WORK TO DO
Reproduce each record below exactly as written.

>>>>>

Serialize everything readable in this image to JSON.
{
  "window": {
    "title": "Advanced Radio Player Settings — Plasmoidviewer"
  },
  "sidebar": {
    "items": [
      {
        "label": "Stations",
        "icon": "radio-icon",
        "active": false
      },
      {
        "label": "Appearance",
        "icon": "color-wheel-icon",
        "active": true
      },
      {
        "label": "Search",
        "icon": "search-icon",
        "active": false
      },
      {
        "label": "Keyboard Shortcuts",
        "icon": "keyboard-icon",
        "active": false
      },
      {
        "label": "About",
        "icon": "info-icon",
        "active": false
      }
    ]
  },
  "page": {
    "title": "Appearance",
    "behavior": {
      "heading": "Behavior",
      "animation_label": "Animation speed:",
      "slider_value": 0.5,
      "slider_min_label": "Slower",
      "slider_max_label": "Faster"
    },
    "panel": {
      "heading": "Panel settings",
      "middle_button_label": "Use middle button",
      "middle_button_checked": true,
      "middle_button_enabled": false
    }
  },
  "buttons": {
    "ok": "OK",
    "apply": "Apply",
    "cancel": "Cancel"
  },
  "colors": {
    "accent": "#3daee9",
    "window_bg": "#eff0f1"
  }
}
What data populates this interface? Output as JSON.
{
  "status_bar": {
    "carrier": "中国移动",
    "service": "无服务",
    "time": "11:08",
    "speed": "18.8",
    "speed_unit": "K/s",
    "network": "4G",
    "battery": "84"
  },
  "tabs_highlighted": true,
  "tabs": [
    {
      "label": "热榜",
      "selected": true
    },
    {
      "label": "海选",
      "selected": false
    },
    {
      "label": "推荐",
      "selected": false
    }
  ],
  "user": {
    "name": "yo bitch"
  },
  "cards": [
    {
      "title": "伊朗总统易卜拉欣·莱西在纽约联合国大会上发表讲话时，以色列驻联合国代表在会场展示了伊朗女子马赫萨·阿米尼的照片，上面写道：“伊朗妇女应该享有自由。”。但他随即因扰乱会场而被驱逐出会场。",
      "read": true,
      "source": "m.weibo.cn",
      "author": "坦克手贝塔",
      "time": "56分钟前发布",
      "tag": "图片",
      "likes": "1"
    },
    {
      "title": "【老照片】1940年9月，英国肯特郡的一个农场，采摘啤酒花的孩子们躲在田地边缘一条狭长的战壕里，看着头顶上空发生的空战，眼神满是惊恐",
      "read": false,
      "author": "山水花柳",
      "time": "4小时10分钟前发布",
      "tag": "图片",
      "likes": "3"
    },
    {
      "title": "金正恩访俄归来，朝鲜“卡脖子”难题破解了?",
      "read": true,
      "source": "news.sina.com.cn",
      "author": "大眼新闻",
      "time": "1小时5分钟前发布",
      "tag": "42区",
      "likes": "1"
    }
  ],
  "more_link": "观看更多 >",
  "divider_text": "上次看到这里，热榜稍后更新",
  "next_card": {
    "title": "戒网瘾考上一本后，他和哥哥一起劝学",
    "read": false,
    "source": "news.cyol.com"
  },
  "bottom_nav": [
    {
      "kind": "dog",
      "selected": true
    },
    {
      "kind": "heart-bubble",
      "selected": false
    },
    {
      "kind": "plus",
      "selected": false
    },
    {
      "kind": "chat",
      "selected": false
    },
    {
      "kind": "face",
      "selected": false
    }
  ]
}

<<<<<

ANSWER TO THE TASK
Serialize everything readable in this image to JSON.
{
  "window": {
    "title": "Advanced Radio Player Settings — Plasmoidviewer"
  },
  "sidebar": {
    "items": [
      {
        "label": "Stations",
        "icon": "radio-icon",
        "active": false
      },
      {
        "label": "Appearance",
        "icon": "color-wheel-icon",
        "active": true
      },
      {
        "label": "Search",
        "icon": "search-icon",
        "active": false
      },
      {
        "label": "Keyboard Shortcuts",
        "icon": "keyboard-icon",
        "active": false
      },
      {
        "label": "About",
        "icon": "info-icon",
        "active": false
      }
    ]
  },
  "page": {
    "title": "Appearance",
    "behavior": {
      "heading": "Behavior",
      "animation_label": "Animation speed:",
      "slider_value": 0.5,
      "slider_min_label": "Slower",
      "slider_max_label": "Faster"
    },
    "panel": {
      "heading": "Panel settings",
      "middle_button_label": "Use middle button",
      "middle_button_checked": true,
      "middle_button_enabled": false
    }
  },
  "buttons": {
    "ok": "OK",
    "apply": "Apply",
    "cancel": "Cancel"
  },
  "colors": {
    "accent": "#3daee9",
    "window_bg": "#eff0f1"
  }
}
What data populates this interface? Output as JSON.
{
  "status_bar": {
    "carrier": "中国移动",
    "service": "无服务",
    "time": "11:08",
    "speed": "18.8",
    "speed_unit": "K/s",
    "network": "4G",
    "battery": "84"
  },
  "tabs_highlighted": true,
  "tabs": [
    {
      "label": "热榜",
      "selected": true
    },
    {
      "label": "海选",
      "selected": false
    },
    {
      "label": "推荐",
      "selected": false
    }
  ],
  "user": {
    "name": "yo bitch"
  },
  "cards": [
    {
      "title": "伊朗总统易卜拉欣·莱西在纽约联合国大会上发表讲话时，以色列驻联合国代表在会场展示了伊朗女子马赫萨·阿米尼的照片，上面写道：“伊朗妇女应该享有自由。”。但他随即因扰乱会场而被驱逐出会场。",
      "read": true,
      "source": "m.weibo.cn",
      "author": "坦克手贝塔",
      "time": "56分钟前发布",
      "tag": "图片",
      "likes": "1"
    },
    {
      "title": "【老照片】1940年9月，英国肯特郡的一个农场，采摘啤酒花的孩子们躲在田地边缘一条狭长的战壕里，看着头顶上空发生的空战，眼神满是惊恐",
      "read": false,
      "author": "山水花柳",
      "time": "4小时10分钟前发布",
      "tag": "图片",
      "likes": "3"
    },
    {
      "title": "金正恩访俄归来，朝鲜“卡脖子”难题破解了?",
      "read": true,
      "source": "news.sina.com.cn",
      "author": "大眼新闻",
      "time": "1小时5分钟前发布",
      "tag": "42区",
      "likes": "1"
    }
  ],
  "more_link": "观看更多 >",
  "divider_text": "上次看到这里，热榜稍后更新",
  "next_card": {
    "title": "戒网瘾考上一本后，他和哥哥一起劝学",
    "read": false,
    "source": "news.cyol.com"
  },
  "bottom_nav": [
    {
      "kind": "dog",
      "selected": true
    },
    {
      "kind": "heart-bubble",
      "selected": false
    },
    {
      "kind": "plus",
      "selected": false
    },
    {
      "kind": "chat",
      "selected": false
    },
    {
      "kind": "face",
      "selected": false
    }
  ]
}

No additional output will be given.